_Short exercise_
Every entry here needs to be repeated exactly.

_Extracted entries_
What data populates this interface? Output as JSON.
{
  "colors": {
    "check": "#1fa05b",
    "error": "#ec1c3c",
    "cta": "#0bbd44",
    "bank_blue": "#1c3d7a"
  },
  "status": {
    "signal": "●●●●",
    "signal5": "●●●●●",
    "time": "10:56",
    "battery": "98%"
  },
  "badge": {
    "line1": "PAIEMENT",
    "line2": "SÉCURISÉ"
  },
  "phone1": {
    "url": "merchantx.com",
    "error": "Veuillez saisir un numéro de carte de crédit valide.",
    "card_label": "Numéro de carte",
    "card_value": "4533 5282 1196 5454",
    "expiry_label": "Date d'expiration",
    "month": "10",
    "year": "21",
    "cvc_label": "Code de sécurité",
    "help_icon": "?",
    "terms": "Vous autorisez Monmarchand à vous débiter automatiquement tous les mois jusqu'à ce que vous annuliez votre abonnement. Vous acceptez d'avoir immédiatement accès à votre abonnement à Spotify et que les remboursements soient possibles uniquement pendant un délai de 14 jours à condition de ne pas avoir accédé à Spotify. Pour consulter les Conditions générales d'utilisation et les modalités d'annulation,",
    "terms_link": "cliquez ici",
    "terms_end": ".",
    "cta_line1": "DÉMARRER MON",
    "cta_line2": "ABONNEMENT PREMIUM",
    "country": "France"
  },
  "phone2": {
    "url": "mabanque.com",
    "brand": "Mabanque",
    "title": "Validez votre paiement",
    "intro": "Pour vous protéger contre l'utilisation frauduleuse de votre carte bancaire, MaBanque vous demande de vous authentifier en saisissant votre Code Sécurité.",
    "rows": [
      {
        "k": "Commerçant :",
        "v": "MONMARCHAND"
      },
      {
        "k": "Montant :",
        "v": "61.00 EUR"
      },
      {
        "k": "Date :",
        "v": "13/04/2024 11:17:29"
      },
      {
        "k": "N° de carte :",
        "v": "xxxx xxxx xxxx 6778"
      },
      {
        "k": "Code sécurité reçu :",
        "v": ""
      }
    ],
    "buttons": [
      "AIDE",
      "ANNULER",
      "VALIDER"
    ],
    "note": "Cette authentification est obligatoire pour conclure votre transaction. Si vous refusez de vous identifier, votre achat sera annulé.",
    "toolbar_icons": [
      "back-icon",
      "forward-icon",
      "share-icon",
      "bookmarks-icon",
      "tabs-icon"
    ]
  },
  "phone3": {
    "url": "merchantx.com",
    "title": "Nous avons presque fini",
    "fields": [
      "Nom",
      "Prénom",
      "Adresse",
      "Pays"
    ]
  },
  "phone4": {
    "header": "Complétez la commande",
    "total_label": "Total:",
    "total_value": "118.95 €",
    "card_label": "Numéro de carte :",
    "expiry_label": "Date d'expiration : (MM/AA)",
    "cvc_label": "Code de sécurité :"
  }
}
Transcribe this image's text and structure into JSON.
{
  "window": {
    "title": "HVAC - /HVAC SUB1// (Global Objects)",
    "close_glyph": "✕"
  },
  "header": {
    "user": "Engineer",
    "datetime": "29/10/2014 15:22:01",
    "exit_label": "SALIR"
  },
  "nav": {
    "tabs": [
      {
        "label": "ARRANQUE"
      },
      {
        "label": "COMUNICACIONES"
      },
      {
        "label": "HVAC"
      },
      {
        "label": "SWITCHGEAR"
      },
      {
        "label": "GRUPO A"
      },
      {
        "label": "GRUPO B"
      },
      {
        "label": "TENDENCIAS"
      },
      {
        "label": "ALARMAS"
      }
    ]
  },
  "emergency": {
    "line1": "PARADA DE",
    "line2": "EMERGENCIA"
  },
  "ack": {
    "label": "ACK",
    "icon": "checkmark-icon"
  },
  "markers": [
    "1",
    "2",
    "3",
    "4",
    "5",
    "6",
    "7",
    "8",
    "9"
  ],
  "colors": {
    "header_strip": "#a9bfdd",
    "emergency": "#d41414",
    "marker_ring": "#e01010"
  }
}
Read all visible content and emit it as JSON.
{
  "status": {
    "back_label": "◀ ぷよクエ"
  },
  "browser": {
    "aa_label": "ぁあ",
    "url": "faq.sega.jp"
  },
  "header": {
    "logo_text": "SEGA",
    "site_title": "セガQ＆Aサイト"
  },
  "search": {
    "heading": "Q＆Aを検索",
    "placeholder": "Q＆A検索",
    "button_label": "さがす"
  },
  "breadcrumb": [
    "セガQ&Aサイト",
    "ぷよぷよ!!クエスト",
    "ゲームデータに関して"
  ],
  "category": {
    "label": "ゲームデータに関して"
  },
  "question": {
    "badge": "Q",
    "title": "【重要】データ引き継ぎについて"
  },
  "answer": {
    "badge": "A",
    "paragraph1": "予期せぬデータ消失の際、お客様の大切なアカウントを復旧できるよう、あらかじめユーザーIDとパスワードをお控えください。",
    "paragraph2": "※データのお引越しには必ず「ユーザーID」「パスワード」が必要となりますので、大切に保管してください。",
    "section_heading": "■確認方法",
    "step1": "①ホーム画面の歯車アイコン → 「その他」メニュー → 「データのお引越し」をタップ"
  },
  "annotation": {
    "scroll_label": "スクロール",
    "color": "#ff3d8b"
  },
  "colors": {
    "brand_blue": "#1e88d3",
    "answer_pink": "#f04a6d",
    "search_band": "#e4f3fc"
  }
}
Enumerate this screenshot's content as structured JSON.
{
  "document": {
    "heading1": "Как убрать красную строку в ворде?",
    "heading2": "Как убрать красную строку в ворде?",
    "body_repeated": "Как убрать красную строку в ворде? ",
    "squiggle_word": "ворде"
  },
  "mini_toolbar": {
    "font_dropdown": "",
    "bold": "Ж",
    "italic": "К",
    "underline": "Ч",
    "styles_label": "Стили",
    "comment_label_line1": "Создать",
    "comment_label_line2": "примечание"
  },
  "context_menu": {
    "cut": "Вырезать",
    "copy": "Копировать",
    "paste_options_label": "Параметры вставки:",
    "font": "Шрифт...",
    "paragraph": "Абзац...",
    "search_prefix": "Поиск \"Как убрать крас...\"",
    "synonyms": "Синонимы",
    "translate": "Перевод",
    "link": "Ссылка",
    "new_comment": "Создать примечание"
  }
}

_Response to the task_
What data populates this interface? Output as JSON.
{
  "colors": {
    "check": "#1fa05b",
    "error": "#ec1c3c",
    "cta": "#0bbd44",
    "bank_blue": "#1c3d7a"
  },
  "status": {
    "signal": "●●●●",
    "signal5": "●●●●●",
    "time": "10:56",
    "battery": "98%"
  },
  "badge": {
    "line1": "PAIEMENT",
    "line2": "SÉCURISÉ"
  },
  "phone1": {
    "url": "merchantx.com",
    "error": "Veuillez saisir un numéro de carte de crédit valide.",
    "card_label": "Numéro de carte",
    "card_value": "4533 5282 1196 5454",
    "expiry_label": "Date d'expiration",
    "month": "10",
    "year": "21",
    "cvc_label": "Code de sécurité",
    "help_icon": "?",
    "terms": "Vous autorisez Monmarchand à vous débiter automatiquement tous les mois jusqu'à ce que vous annuliez votre abonnement. Vous acceptez d'avoir immédiatement accès à votre abonnement à Spotify et que les remboursements soient possibles uniquement pendant un délai de 14 jours à condition de ne pas avoir accédé à Spotify. Pour consulter les Conditions générales d'utilisation et les modalités d'annulation,",
    "terms_link": "cliquez ici",
    "terms_end": ".",
    "cta_line1": "DÉMARRER MON",
    "cta_line2": "ABONNEMENT PREMIUM",
    "country": "France"
  },
  "phone2": {
    "url": "mabanque.com",
    "brand": "Mabanque",
    "title": "Validez votre paiement",
    "intro": "Pour vous protéger contre l'utilisation frauduleuse de votre carte bancaire, MaBanque vous demande de vous authentifier en saisissant votre Code Sécurité.",
    "rows": [
      {
        "k": "Commerçant :",
        "v": "MONMARCHAND"
      },
      {
        "k": "Montant :",
        "v": "61.00 EUR"
      },
      {
        "k": "Date :",
        "v": "13/04/2024 11:17:29"
      },
      {
        "k": "N° de carte :",
        "v": "xxxx xxxx xxxx 6778"
      },
      {
        "k": "Code sécurité reçu :",
        "v": ""
      }
    ],
    "buttons": [
      "AIDE",
      "ANNULER",
      "VALIDER"
    ],
    "note": "Cette authentification est obligatoire pour conclure votre transaction. Si vous refusez de vous identifier, votre achat sera annulé.",
    "toolbar_icons": [
      "back-icon",
      "forward-icon",
      "share-icon",
      "bookmarks-icon",
      "tabs-icon"
    ]
  },
  "phone3": {
    "url": "merchantx.com",
    "title": "Nous avons presque fini",
    "fields": [
      "Nom",
      "Prénom",
      "Adresse",
      "Pays"
    ]
  },
  "phone4": {
    "header": "Complétez la commande",
    "total_label": "Total:",
    "total_value": "118.95 €",
    "card_label": "Numéro de carte :",
    "expiry_label": "Date d'expiration : (MM/AA)",
    "cvc_label": "Code de sécurité :"
  }
}
Transcribe this image's text and structure into JSON.
{
  "window": {
    "title": "HVAC - /HVAC SUB1// (Global Objects)",
    "close_glyph": "✕"
  },
  "header": {
    "user": "Engineer",
    "datetime": "29/10/2014 15:22:01",
    "exit_label": "SALIR"
  },
  "nav": {
    "tabs": [
      {
        "label": "ARRANQUE"
      },
      {
        "label": "COMUNICACIONES"
      },
      {
        "label": "HVAC"
      },
      {
        "label": "SWITCHGEAR"
      },
      {
        "label": "GRUPO A"
      },
      {
        "label": "GRUPO B"
      },
      {
        "label": "TENDENCIAS"
      },
      {
        "label": "ALARMAS"
      }
    ]
  },
  "emergency": {
    "line1": "PARADA DE",
    "line2": "EMERGENCIA"
  },
  "ack": {
    "label": "ACK",
    "icon": "checkmark-icon"
  },
  "markers": [
    "1",
    "2",
    "3",
    "4",
    "5",
    "6",
    "7",
    "8",
    "9"
  ],
  "colors": {
    "header_strip": "#a9bfdd",
    "emergency": "#d41414",
    "marker_ring": "#e01010"
  }
}
Read all visible content and emit it as JSON.
{
  "status": {
    "back_label": "◀ ぷよクエ"
  },
  "browser": {
    "aa_label": "ぁあ",
    "url": "faq.sega.jp"
  },
  "header": {
    "logo_text": "SEGA",
    "site_title": "セガQ＆Aサイト"
  },
  "search": {
    "heading": "Q＆Aを検索",
    "placeholder": "Q＆A検索",
    "button_label": "さがす"
  },
  "breadcrumb": [
    "セガQ&Aサイト",
    "ぷよぷよ!!クエスト",
    "ゲームデータに関して"
  ],
  "category": {
    "label": "ゲームデータに関して"
  },
  "question": {
    "badge": "Q",
    "title": "【重要】データ引き継ぎについて"
  },
  "answer": {
    "badge": "A",
    "paragraph1": "予期せぬデータ消失の際、お客様の大切なアカウントを復旧できるよう、あらかじめユーザーIDとパスワードをお控えください。",
    "paragraph2": "※データのお引越しには必ず「ユーザーID」「パスワード」が必要となりますので、大切に保管してください。",
    "section_heading": "■確認方法",
    "step1": "①ホーム画面の歯車アイコン → 「その他」メニュー → 「データのお引越し」をタップ"
  },
  "annotation": {
    "scroll_label": "スクロール",
    "color": "#ff3d8b"
  },
  "colors": {
    "brand_blue": "#1e88d3",
    "answer_pink": "#f04a6d",
    "search_band": "#e4f3fc"
  }
}
Enumerate this screenshot's content as structured JSON.
{
  "document": {
    "heading1": "Как убрать красную строку в ворде?",
    "heading2": "Как убрать красную строку в ворде?",
    "body_repeated": "Как убрать красную строку в ворде? ",
    "squiggle_word": "ворде"
  },
  "mini_toolbar": {
    "font_dropdown": "",
    "bold": "Ж",
    "italic": "К",
    "underline": "Ч",
    "styles_label": "Стили",
    "comment_label_line1": "Создать",
    "comment_label_line2": "примечание"
  },
  "context_menu": {
    "cut": "Вырезать",
    "copy": "Копировать",
    "paste_options_label": "Параметры вставки:",
    "font": "Шрифт...",
    "paragraph": "Абзац...",
    "search_prefix": "Поиск \"Как убрать крас...\"",
    "synonyms": "Синонимы",
    "translate": "Перевод",
    "link": "Ссылка",
    "new_comment": "Создать примечание"
  }
}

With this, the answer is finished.